▶ DIRECTIVE
Search the material and gather each line with "BAKANLIĞI" in it.

>> start SOURCE MATERIAL

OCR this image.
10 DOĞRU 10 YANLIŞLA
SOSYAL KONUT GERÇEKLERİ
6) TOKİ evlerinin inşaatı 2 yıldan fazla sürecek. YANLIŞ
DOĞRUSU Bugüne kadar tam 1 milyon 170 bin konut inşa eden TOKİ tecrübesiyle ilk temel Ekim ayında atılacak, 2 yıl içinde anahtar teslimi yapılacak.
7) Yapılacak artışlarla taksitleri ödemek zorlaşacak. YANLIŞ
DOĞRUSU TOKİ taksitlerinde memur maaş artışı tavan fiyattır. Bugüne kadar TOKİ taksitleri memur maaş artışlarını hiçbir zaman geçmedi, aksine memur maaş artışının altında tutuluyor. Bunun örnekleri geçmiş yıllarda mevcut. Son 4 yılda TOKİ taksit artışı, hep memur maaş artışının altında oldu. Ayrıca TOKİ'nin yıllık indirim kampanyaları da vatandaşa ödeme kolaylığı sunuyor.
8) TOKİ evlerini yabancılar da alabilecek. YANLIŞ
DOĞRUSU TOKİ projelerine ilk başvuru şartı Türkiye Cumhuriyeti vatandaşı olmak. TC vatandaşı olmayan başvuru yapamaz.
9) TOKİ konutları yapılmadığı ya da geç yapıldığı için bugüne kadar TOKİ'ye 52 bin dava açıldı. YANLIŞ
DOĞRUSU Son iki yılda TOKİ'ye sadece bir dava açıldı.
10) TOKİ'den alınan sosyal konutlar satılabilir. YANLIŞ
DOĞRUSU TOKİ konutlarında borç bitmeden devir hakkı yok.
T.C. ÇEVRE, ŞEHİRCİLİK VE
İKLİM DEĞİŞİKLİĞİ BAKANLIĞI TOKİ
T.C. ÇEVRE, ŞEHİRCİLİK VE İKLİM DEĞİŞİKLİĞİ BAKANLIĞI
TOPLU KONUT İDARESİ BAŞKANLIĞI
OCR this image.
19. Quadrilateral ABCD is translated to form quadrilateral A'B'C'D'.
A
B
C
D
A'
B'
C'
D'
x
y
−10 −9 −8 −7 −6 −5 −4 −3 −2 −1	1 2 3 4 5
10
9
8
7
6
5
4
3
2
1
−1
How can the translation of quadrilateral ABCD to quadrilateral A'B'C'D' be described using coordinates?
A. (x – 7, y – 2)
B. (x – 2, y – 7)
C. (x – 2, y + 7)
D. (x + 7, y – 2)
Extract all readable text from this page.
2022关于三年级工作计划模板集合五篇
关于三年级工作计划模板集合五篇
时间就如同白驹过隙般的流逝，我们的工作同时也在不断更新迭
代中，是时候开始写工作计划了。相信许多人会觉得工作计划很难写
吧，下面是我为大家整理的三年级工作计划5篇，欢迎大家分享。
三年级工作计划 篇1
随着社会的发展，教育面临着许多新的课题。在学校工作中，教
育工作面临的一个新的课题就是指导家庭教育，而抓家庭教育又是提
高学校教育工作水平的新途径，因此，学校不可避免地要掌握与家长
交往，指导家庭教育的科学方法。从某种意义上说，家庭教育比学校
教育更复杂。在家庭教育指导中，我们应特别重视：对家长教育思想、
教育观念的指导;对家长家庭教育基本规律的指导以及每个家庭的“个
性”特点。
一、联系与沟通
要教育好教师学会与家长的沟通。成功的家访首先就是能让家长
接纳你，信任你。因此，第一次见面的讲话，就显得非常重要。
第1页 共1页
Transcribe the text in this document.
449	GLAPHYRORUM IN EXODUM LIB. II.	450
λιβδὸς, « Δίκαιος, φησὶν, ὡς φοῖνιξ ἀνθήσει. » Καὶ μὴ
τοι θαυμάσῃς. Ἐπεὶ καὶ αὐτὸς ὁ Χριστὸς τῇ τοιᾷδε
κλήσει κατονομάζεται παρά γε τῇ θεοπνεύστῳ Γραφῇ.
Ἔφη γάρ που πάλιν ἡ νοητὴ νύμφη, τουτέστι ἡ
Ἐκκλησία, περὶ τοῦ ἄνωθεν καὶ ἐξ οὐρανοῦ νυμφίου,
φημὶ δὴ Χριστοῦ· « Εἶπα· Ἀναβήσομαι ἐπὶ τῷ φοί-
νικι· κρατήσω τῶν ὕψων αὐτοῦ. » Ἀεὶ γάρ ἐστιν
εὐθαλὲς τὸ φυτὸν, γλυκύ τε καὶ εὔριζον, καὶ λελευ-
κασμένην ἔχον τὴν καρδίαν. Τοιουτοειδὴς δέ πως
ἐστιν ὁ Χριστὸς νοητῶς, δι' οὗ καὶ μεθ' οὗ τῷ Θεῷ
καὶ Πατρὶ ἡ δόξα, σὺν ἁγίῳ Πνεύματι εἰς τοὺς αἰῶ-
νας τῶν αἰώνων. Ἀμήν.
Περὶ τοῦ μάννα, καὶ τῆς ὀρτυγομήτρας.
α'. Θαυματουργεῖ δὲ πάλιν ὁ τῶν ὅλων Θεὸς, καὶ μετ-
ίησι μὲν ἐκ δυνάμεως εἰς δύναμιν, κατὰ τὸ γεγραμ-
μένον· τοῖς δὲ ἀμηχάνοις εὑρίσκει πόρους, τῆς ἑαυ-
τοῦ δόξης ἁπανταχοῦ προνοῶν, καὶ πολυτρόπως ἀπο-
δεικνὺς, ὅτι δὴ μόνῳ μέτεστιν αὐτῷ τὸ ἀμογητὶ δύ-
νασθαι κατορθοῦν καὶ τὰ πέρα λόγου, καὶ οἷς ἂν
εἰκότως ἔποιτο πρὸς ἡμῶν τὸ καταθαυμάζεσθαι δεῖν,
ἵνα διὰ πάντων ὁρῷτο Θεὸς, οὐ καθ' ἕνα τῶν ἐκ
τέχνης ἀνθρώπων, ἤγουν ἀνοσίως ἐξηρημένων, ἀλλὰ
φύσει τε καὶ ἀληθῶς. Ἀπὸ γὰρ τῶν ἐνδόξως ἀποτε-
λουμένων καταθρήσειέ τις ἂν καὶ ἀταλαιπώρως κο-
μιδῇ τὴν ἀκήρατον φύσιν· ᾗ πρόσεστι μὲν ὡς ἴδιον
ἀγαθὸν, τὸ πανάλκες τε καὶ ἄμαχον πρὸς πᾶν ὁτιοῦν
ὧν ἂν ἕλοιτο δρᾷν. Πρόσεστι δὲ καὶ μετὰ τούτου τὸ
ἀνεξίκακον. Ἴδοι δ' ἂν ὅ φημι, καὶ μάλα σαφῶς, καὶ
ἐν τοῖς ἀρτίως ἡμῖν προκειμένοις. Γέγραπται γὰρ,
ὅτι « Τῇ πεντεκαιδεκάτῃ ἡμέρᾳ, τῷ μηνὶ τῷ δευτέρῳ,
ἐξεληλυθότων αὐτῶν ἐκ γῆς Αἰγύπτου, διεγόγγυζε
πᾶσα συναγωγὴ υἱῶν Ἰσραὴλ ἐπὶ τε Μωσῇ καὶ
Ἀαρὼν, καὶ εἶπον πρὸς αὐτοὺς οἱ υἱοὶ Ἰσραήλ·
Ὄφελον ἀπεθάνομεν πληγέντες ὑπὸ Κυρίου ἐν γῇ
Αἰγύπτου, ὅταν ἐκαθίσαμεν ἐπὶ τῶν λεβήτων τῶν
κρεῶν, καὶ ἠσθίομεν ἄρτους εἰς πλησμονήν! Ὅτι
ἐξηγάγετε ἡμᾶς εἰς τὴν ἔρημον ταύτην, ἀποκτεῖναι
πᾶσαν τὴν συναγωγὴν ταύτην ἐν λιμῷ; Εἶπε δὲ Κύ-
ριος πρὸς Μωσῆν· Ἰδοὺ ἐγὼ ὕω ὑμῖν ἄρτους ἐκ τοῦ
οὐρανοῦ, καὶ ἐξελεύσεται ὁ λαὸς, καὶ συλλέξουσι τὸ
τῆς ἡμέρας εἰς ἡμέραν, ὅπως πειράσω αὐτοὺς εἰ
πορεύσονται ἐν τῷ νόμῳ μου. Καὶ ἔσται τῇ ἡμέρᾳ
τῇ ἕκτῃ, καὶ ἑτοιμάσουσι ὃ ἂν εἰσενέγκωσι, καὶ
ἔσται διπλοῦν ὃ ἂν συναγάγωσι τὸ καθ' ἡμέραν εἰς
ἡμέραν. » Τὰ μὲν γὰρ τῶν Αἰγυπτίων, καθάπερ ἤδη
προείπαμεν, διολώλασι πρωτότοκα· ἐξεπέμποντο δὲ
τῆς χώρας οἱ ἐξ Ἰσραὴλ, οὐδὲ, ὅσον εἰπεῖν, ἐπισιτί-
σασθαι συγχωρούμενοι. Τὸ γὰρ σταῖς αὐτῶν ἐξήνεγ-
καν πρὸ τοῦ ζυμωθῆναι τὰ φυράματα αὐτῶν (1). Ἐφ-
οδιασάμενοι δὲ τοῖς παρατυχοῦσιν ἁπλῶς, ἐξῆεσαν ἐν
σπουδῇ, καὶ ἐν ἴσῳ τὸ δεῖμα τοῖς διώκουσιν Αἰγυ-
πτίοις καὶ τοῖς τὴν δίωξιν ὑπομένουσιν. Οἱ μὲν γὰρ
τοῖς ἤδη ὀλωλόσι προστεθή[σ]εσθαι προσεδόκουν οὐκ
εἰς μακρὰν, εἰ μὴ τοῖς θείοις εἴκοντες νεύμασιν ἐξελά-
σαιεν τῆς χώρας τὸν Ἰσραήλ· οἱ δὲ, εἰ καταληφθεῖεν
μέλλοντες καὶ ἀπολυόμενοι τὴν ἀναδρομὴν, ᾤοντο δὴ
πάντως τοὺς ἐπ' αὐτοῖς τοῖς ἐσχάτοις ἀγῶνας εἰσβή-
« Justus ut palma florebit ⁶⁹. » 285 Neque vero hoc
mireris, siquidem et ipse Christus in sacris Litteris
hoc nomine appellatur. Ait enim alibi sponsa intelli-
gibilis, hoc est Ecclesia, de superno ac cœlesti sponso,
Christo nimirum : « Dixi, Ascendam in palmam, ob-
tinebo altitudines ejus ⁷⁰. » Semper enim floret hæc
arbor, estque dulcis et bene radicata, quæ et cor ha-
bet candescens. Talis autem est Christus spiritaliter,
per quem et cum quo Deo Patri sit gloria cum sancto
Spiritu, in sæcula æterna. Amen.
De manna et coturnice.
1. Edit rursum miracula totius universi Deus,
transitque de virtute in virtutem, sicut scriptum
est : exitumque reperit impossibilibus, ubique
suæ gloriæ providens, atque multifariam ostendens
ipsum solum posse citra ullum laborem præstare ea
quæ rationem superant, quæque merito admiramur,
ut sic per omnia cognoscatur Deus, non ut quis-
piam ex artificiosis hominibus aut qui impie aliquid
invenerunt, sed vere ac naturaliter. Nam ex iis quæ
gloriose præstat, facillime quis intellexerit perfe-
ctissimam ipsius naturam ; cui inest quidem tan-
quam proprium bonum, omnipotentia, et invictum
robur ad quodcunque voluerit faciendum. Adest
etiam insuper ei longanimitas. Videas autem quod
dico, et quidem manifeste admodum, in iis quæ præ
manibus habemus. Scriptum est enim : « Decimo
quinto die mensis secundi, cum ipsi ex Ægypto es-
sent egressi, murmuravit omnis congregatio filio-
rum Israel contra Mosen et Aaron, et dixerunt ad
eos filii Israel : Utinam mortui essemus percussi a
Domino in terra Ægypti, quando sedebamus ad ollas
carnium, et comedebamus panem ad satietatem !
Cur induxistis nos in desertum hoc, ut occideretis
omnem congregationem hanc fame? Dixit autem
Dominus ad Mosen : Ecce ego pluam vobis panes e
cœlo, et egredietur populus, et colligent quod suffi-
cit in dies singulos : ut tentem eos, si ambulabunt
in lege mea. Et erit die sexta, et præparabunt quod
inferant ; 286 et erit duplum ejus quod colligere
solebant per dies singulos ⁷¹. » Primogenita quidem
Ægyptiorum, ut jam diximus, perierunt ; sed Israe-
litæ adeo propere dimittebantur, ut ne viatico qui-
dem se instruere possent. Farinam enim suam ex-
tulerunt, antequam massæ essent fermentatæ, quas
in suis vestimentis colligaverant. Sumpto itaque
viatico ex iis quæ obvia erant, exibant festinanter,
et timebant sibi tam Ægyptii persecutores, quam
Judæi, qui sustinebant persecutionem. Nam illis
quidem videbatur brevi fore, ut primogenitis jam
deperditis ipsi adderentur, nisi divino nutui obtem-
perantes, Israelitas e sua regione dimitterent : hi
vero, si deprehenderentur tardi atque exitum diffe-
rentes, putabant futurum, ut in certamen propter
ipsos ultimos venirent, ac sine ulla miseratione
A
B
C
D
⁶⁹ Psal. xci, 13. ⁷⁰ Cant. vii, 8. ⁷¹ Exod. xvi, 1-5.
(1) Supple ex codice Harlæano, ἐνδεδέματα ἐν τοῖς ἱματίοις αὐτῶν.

>> end SOURCE MATERIAL

▶ CORRECT RESPONSE
İKLİM DEĞİŞİKLİĞİ BAKANLIĞI TOKİ
T.C. ÇEVRE, ŞEHİRCİLİK VE İKLİM DEĞİŞİKLİĞİ BAKANLIĞI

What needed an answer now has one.